Aim of the exercise: All of the data needs to be repeated exactly.

-------- Records provided

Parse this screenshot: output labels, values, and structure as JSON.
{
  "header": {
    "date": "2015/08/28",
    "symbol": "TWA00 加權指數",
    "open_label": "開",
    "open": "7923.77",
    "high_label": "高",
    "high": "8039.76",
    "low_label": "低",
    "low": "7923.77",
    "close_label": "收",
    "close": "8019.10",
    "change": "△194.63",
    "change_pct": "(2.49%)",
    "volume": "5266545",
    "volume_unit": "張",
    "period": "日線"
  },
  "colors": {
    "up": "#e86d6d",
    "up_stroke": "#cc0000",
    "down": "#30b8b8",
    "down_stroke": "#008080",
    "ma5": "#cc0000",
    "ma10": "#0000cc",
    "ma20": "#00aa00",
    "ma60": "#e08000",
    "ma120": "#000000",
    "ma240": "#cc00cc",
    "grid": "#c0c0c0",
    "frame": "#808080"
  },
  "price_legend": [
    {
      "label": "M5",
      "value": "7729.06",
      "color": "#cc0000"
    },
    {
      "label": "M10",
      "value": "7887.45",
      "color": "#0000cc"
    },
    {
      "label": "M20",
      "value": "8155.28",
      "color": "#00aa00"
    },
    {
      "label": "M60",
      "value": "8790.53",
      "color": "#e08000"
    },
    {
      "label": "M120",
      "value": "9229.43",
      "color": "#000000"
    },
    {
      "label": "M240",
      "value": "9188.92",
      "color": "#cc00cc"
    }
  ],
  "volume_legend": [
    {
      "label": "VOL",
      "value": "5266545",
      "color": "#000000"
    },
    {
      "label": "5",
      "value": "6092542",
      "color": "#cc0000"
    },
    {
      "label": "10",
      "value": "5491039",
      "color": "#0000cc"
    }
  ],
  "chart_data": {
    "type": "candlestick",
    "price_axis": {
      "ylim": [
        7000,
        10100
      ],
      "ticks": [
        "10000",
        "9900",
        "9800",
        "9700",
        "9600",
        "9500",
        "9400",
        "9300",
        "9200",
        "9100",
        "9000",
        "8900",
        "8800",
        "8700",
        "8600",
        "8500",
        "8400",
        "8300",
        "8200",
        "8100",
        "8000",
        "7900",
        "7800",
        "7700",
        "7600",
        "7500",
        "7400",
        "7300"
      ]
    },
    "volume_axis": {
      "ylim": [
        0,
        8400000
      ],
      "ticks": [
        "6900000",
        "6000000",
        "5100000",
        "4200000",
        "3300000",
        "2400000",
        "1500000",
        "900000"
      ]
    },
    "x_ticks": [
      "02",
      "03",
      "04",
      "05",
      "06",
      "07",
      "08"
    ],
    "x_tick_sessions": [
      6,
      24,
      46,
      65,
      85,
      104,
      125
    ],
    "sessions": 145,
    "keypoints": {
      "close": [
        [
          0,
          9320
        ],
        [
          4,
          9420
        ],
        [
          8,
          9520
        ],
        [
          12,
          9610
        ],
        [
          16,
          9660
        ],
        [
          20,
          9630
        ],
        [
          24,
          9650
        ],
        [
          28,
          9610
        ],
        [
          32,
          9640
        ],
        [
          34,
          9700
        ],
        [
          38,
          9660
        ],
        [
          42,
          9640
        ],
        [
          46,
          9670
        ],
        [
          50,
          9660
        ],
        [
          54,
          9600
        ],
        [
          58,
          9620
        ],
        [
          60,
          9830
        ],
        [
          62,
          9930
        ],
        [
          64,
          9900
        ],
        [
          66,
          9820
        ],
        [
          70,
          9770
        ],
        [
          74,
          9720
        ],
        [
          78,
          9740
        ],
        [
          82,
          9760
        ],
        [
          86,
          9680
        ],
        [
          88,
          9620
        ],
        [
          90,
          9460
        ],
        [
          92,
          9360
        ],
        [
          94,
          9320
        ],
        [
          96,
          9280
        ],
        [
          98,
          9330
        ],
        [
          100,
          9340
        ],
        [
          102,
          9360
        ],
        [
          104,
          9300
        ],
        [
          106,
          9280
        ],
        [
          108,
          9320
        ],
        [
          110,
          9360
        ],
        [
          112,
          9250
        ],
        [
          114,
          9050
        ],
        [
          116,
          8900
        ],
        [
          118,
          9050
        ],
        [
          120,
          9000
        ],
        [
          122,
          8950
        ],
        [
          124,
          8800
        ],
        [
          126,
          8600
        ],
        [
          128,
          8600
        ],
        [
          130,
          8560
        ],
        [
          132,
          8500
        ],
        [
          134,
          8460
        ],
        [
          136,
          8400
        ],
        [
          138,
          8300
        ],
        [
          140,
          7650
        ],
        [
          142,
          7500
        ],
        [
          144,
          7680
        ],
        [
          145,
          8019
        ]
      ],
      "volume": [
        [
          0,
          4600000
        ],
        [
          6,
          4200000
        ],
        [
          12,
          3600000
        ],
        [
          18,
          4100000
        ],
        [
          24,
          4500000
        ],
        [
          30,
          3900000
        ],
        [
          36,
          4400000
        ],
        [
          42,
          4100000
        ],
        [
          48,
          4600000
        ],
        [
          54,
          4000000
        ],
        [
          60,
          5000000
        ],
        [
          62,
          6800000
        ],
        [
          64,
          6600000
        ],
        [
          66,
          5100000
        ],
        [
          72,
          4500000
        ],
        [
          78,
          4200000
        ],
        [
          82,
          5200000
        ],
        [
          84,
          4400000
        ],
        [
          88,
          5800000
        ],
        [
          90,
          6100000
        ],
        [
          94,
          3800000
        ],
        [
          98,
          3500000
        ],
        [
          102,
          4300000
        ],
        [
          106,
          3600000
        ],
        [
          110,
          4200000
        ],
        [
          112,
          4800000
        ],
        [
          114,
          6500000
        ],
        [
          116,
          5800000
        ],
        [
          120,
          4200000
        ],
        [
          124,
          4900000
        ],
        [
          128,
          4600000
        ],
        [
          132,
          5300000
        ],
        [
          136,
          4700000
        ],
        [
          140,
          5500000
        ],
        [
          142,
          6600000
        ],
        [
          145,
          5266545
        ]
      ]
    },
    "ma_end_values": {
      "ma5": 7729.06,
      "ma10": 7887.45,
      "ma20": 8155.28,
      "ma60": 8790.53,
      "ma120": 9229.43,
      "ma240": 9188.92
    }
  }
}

----------------

Full output:
Parse this screenshot: output labels, values, and structure as JSON.
{
  "header": {
    "date": "2015/08/28",
    "symbol": "TWA00 加權指數",
    "open_label": "開",
    "open": "7923.77",
    "high_label": "高",
    "high": "8039.76",
    "low_label": "低",
    "low": "7923.77",
    "close_label": "收",
    "close": "8019.10",
    "change": "△194.63",
    "change_pct": "(2.49%)",
    "volume": "5266545",
    "volume_unit": "張",
    "period": "日線"
  },
  "colors": {
    "up": "#e86d6d",
    "up_stroke": "#cc0000",
    "down": "#30b8b8",
    "down_stroke": "#008080",
    "ma5": "#cc0000",
    "ma10": "#0000cc",
    "ma20": "#00aa00",
    "ma60": "#e08000",
    "ma120": "#000000",
    "ma240": "#cc00cc",
    "grid": "#c0c0c0",
    "frame": "#808080"
  },
  "price_legend": [
    {
      "label": "M5",
      "value": "7729.06",
      "color": "#cc0000"
    },
    {
      "label": "M10",
      "value": "7887.45",
      "color": "#0000cc"
    },
    {
      "label": "M20",
      "value": "8155.28",
      "color": "#00aa00"
    },
    {
      "label": "M60",
      "value": "8790.53",
      "color": "#e08000"
    },
    {
      "label": "M120",
      "value": "9229.43",
      "color": "#000000"
    },
    {
      "label": "M240",
      "value": "9188.92",
      "color": "#cc00cc"
    }
  ],
  "volume_legend": [
    {
      "label": "VOL",
      "value": "5266545",
      "color": "#000000"
    },
    {
      "label": "5",
      "value": "6092542",
      "color": "#cc0000"
    },
    {
      "label": "10",
      "value": "5491039",
      "color": "#0000cc"
    }
  ],
  "chart_data": {
    "type": "candlestick",
    "price_axis": {
      "ylim": [
        7000,
        10100
      ],
      "ticks": [
        "10000",
        "9900",
        "9800",
        "9700",
        "9600",
        "9500",
        "9400",
        "9300",
        "9200",
        "9100",
        "9000",
        "8900",
        "8800",
        "8700",
        "8600",
        "8500",
        "8400",
        "8300",
        "8200",
        "8100",
        "8000",
        "7900",
        "7800",
        "7700",
        "7600",
        "7500",
        "7400",
        "7300"
      ]
    },
    "volume_axis": {
      "ylim": [
        0,
        8400000
      ],
      "ticks": [
        "6900000",
        "6000000",
        "5100000",
        "4200000",
        "3300000",
        "2400000",
        "1500000",
        "900000"
      ]
    },
    "x_ticks": [
      "02",
      "03",
      "04",
      "05",
      "06",
      "07",
      "08"
    ],
    "x_tick_sessions": [
      6,
      24,
      46,
      65,
      85,
      104,
      125
    ],
    "sessions": 145,
    "keypoints": {
      "close": [
        [
          0,
          9320
        ],
        [
          4,
          9420
        ],
        [
          8,
          9520
        ],
        [
          12,
          9610
        ],
        [
          16,
          9660
        ],
        [
          20,
          9630
        ],
        [
          24,
          9650
        ],
        [
          28,
          9610
        ],
        [
          32,
          9640
        ],
        [
          34,
          9700
        ],
        [
          38,
          9660
        ],
        [
          42,
          9640
        ],
        [
          46,
          9670
        ],
        [
          50,
          9660
        ],
        [
          54,
          9600
        ],
        [
          58,
          9620
        ],
        [
          60,
          9830
        ],
        [
          62,
          9930
        ],
        [
          64,
          9900
        ],
        [
          66,
          9820
        ],
        [
          70,
          9770
        ],
        [
          74,
          9720
        ],
        [
          78,
          9740
        ],
        [
          82,
          9760
        ],
        [
          86,
          9680
        ],
        [
          88,
          9620
        ],
        [
          90,
          9460
        ],
        [
          92,
          9360
        ],
        [
          94,
          9320
        ],
        [
          96,
          9280
        ],
        [
          98,
          9330
        ],
        [
          100,
          9340
        ],
        [
          102,
          9360
        ],
        [
          104,
          9300
        ],
        [
          106,
          9280
        ],
        [
          108,
          9320
        ],
        [
          110,
          9360
        ],
        [
          112,
          9250
        ],
        [
          114,
          9050
        ],
        [
          116,
          8900
        ],
        [
          118,
          9050
        ],
        [
          120,
          9000
        ],
        [
          122,
          8950
        ],
        [
          124,
          8800
        ],
        [
          126,
          8600
        ],
        [
          128,
          8600
        ],
        [
          130,
          8560
        ],
        [
          132,
          8500
        ],
        [
          134,
          8460
        ],
        [
          136,
          8400
        ],
        [
          138,
          8300
        ],
        [
          140,
          7650
        ],
        [
          142,
          7500
        ],
        [
          144,
          7680
        ],
        [
          145,
          8019
        ]
      ],
      "volume": [
        [
          0,
          4600000
        ],
        [
          6,
          4200000
        ],
        [
          12,
          3600000
        ],
        [
          18,
          4100000
        ],
        [
          24,
          4500000
        ],
        [
          30,
          3900000
        ],
        [
          36,
          4400000
        ],
        [
          42,
          4100000
        ],
        [
          48,
          4600000
        ],
        [
          54,
          4000000
        ],
        [
          60,
          5000000
        ],
        [
          62,
          6800000
        ],
        [
          64,
          6600000
        ],
        [
          66,
          5100000
        ],
        [
          72,
          4500000
        ],
        [
          78,
          4200000
        ],
        [
          82,
          5200000
        ],
        [
          84,
          4400000
        ],
        [
          88,
          5800000
        ],
        [
          90,
          6100000
        ],
        [
          94,
          3800000
        ],
        [
          98,
          3500000
        ],
        [
          102,
          4300000
        ],
        [
          106,
          3600000
        ],
        [
          110,
          4200000
        ],
        [
          112,
          4800000
        ],
        [
          114,
          6500000
        ],
        [
          116,
          5800000
        ],
        [
          120,
          4200000
        ],
        [
          124,
          4900000
        ],
        [
          128,
          4600000
        ],
        [
          132,
          5300000
        ],
        [
          136,
          4700000
        ],
        [
          140,
          5500000
        ],
        [
          142,
          6600000
        ],
        [
          145,
          5266545
        ]
      ]
    },
    "ma_end_values": {
      "ma5": 7729.06,
      "ma10": 7887.45,
      "ma20": 8155.28,
      "ma60": 8790.53,
      "ma120": 9229.43,
      "ma240": 9188.92
    }
  }
}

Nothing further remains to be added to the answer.